■ Set exercise
Show each line from the listing that includes the word "Unemployed".

■ Data entries for graphics
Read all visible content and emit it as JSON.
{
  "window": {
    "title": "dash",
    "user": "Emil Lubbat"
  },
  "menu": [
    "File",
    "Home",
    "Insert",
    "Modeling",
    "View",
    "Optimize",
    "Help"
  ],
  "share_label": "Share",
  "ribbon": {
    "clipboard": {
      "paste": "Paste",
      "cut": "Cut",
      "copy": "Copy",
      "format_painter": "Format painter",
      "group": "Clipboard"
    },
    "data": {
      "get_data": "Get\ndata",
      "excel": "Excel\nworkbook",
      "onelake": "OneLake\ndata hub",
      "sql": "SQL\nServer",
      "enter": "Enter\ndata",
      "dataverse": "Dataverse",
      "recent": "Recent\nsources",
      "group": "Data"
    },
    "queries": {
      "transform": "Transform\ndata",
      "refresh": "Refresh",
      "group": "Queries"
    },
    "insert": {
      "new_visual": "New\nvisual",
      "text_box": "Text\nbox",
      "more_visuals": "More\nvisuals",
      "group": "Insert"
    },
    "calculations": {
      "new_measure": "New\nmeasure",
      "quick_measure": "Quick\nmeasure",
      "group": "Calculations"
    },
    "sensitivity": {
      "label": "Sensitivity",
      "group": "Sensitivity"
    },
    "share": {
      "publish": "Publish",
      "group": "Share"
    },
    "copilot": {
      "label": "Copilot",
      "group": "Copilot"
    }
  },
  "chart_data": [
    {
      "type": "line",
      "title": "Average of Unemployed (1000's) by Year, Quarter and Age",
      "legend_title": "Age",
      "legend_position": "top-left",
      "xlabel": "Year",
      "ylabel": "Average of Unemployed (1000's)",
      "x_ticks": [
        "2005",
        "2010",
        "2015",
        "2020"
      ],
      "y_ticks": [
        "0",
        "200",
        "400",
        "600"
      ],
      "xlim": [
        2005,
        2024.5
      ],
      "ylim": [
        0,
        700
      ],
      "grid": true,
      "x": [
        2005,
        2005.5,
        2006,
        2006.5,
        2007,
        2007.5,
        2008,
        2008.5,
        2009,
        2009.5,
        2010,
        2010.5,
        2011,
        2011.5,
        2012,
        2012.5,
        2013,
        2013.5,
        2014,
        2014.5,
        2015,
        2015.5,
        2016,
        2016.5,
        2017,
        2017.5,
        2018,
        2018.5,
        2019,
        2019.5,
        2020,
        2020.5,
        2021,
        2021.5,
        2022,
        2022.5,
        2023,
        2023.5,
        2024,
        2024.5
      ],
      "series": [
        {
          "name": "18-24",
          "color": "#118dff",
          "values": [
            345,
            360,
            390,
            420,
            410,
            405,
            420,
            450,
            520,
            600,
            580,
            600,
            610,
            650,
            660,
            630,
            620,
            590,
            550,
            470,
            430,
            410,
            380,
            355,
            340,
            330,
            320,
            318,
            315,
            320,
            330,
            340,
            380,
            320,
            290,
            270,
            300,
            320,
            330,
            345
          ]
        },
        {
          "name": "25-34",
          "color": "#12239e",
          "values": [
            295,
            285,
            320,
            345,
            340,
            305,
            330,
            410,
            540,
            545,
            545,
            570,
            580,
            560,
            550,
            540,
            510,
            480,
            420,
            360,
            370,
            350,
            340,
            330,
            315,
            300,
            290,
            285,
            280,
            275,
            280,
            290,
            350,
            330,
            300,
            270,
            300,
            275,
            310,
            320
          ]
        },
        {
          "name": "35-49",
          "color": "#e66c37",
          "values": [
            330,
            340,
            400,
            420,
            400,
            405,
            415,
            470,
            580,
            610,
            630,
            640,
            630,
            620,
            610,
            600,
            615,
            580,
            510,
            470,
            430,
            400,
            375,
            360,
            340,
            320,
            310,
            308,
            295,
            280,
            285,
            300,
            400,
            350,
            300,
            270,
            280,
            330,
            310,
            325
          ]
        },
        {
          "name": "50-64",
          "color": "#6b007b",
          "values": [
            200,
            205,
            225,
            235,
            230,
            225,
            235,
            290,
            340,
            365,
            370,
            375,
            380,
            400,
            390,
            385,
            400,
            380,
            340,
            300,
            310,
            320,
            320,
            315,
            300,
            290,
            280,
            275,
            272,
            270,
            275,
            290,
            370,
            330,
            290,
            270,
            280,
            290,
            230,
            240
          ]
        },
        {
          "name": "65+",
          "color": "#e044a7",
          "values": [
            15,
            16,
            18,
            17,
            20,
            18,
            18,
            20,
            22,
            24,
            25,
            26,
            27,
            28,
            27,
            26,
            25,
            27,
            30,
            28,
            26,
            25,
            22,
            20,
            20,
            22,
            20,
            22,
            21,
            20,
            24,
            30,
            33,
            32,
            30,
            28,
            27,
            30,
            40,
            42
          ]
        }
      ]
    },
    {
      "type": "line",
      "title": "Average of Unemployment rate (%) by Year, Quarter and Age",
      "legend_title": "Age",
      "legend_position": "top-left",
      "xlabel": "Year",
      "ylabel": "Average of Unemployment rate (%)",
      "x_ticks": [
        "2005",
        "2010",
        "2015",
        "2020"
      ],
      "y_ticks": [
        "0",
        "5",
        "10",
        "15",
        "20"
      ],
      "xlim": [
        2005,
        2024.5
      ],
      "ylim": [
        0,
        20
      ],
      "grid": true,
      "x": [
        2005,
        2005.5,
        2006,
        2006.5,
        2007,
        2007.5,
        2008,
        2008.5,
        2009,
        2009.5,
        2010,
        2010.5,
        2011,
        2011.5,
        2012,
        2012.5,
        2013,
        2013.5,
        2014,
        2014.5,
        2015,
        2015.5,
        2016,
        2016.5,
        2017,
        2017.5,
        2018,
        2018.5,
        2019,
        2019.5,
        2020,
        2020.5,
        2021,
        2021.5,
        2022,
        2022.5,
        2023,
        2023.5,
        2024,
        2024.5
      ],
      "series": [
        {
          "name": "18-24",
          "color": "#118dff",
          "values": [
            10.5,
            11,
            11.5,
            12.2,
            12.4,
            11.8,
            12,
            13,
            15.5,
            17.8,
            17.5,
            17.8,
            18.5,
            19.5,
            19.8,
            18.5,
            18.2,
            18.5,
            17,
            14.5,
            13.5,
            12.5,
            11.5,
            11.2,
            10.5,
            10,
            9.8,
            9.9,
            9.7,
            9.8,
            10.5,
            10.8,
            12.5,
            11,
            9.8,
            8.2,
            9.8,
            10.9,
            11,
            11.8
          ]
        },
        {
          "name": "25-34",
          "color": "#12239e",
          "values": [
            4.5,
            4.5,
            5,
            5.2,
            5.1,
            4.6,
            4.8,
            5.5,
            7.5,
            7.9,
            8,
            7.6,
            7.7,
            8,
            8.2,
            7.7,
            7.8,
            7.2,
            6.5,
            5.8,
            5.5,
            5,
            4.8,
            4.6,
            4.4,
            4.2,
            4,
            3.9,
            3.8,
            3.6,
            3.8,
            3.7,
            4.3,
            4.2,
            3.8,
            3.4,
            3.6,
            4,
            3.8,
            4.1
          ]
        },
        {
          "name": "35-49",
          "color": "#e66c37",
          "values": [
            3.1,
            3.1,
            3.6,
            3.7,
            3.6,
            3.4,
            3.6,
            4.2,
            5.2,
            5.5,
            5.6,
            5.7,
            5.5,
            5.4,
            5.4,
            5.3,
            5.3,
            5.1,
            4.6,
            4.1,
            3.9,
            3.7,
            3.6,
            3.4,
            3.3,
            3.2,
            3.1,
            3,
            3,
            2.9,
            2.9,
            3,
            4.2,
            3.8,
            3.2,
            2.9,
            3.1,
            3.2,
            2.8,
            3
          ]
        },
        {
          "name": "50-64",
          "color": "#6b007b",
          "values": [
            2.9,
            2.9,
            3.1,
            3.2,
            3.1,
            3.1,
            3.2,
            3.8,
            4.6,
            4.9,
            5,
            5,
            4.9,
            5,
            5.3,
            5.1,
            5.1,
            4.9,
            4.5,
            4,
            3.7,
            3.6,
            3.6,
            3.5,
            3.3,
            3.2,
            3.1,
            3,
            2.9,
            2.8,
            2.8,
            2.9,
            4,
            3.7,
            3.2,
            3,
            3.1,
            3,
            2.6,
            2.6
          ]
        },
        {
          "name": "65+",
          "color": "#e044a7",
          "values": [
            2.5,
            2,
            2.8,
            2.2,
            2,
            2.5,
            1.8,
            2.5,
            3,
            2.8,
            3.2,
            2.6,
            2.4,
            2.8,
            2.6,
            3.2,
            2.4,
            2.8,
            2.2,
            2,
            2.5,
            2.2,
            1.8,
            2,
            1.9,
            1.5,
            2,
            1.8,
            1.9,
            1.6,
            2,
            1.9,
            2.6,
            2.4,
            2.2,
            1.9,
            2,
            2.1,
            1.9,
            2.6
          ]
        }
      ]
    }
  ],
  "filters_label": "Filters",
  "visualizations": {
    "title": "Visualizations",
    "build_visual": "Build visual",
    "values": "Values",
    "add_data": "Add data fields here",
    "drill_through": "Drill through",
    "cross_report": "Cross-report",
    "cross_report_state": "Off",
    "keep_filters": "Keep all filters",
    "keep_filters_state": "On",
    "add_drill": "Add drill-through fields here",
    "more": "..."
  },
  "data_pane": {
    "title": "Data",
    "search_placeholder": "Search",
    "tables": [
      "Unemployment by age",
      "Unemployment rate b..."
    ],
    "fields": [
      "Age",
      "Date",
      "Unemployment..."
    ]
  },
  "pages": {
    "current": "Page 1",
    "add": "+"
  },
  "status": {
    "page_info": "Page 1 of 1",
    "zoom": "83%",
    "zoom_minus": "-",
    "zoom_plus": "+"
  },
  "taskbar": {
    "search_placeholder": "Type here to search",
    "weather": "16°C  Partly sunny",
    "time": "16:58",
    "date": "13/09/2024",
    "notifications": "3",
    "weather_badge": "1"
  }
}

■ Solution to this problem
      "title": "Average of Unemployed (1000's) by Year, Quarter and Age",
      "ylabel": "Average of Unemployed (1000's)",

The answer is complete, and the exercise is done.